- **Work required**:
Each line below either holds the string "payload" or doesn't. Count those that do and give only the number.

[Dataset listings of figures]

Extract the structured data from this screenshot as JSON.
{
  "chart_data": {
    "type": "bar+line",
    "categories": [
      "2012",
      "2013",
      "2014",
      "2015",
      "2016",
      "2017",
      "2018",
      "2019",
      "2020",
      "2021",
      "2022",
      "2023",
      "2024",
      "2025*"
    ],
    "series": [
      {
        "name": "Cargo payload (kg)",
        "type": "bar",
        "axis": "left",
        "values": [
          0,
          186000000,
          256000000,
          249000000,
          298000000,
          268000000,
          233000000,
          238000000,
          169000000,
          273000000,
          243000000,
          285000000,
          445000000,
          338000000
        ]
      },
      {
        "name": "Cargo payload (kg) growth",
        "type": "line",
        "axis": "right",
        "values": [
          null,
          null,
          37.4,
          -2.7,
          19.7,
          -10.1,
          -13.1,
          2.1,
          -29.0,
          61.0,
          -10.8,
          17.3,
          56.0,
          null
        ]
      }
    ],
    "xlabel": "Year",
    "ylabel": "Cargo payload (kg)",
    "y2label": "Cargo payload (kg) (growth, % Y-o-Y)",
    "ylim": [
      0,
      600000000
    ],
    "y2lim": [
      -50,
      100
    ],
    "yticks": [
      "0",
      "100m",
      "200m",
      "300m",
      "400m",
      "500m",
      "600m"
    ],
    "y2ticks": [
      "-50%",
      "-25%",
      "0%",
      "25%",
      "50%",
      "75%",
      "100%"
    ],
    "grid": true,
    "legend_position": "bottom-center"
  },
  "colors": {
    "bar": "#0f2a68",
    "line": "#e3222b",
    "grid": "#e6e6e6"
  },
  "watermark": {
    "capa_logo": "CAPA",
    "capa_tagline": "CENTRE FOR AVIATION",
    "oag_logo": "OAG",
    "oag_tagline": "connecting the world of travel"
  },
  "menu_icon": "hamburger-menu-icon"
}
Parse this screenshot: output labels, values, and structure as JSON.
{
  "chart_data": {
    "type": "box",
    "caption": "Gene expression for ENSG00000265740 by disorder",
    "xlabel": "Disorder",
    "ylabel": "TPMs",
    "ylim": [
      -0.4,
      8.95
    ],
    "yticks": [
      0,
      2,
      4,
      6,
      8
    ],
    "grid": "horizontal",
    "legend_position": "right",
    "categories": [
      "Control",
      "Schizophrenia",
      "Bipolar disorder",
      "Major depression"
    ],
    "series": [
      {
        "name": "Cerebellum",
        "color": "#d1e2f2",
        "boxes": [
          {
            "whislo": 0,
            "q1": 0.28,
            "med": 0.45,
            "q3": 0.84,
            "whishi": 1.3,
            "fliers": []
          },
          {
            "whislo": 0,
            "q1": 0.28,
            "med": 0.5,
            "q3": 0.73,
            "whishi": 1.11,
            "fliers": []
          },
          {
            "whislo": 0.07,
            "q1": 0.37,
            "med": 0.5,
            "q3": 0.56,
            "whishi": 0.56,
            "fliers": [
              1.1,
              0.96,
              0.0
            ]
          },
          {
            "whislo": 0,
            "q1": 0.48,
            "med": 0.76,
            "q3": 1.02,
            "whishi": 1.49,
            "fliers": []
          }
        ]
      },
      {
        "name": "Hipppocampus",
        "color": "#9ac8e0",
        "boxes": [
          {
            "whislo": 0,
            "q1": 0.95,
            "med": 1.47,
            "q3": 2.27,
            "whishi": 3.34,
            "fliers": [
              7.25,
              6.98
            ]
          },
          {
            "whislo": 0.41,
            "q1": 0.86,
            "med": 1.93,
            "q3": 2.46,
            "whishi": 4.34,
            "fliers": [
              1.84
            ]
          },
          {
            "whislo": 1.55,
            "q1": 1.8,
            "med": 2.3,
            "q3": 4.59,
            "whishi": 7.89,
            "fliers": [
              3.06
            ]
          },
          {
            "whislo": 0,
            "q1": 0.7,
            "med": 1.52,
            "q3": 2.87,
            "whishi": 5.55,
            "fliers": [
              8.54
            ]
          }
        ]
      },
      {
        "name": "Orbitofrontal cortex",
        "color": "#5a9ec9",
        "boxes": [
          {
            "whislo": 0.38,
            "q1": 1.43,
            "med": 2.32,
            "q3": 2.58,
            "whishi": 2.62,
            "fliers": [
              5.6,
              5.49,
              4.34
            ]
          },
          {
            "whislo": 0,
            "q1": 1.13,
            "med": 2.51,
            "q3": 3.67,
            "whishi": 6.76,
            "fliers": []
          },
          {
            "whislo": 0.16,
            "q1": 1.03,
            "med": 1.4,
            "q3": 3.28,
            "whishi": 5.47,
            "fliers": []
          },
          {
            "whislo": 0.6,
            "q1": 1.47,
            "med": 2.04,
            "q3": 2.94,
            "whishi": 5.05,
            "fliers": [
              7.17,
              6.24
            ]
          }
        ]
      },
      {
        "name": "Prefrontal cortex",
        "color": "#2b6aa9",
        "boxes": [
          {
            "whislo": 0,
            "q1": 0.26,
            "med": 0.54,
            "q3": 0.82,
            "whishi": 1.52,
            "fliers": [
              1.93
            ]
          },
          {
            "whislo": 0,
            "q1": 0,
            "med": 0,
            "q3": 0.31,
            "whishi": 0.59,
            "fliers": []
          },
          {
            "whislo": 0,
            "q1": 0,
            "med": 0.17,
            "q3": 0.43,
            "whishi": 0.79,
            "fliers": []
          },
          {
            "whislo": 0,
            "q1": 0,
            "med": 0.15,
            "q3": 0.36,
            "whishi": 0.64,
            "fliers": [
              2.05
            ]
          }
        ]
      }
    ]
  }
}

- **Output**:
4